- _GIVEN INSTRUCTION_: Show every line that has the string "color" in it.

[Rows from a dataset]
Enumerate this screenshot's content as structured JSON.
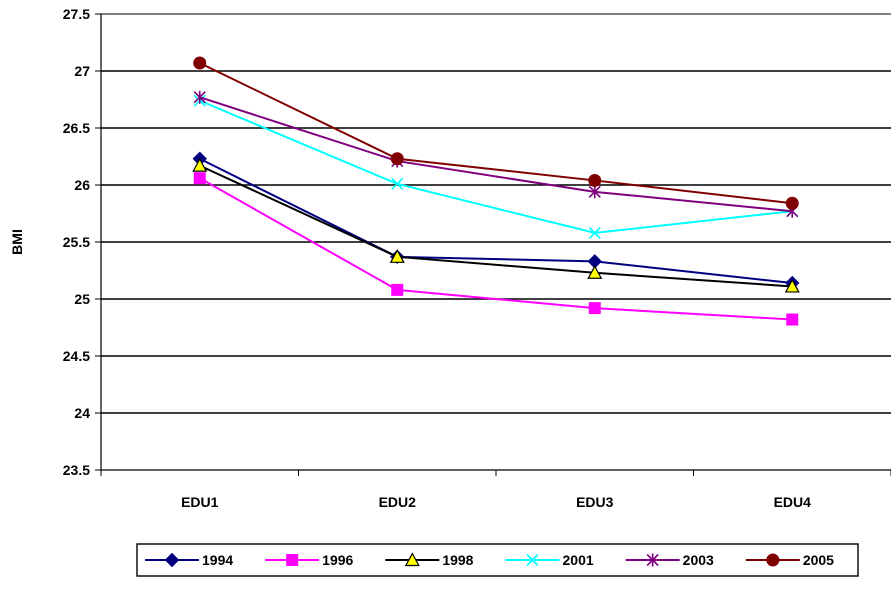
{
  "chart_data": {
    "type": "line",
    "title": "",
    "xlabel": "",
    "ylabel": "BMI",
    "categories": [
      "EDU1",
      "EDU2",
      "EDU3",
      "EDU4"
    ],
    "ylim": [
      23.5,
      27.5
    ],
    "y_ticks": [
      "27.5",
      "27",
      "26.5",
      "26",
      "25.5",
      "25",
      "24.5",
      "24",
      "23.5"
    ],
    "y_tick_values": [
      27.5,
      27,
      26.5,
      26,
      25.5,
      25,
      24.5,
      24,
      23.5
    ],
    "grid": true,
    "legend_position": "bottom",
    "series": [
      {
        "name": "1994",
        "color": "#000080",
        "marker": "diamond",
        "values": [
          26.23,
          25.37,
          25.33,
          25.14
        ]
      },
      {
        "name": "1996",
        "color": "#FF00FF",
        "marker": "square",
        "values": [
          26.06,
          25.08,
          24.92,
          24.82
        ]
      },
      {
        "name": "1998",
        "color": "#000000",
        "marker": "triangle",
        "values": [
          26.17,
          25.37,
          25.23,
          25.11
        ]
      },
      {
        "name": "2001",
        "color": "#00FFFF",
        "marker": "x",
        "values": [
          26.74,
          26.01,
          25.58,
          25.77
        ]
      },
      {
        "name": "2003",
        "color": "#800080",
        "marker": "star",
        "values": [
          26.77,
          26.21,
          25.94,
          25.77
        ]
      },
      {
        "name": "2005",
        "color": "#800000",
        "marker": "circle",
        "values": [
          27.07,
          26.23,
          26.04,
          25.84
        ]
      }
    ]
  }
}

- _WRITTEN REPLY_:
        "color": "#000080",
        "color": "#FF00FF",
        "color": "#000000",
        "color": "#00FFFF",
        "color": "#800080",
        "color": "#800000",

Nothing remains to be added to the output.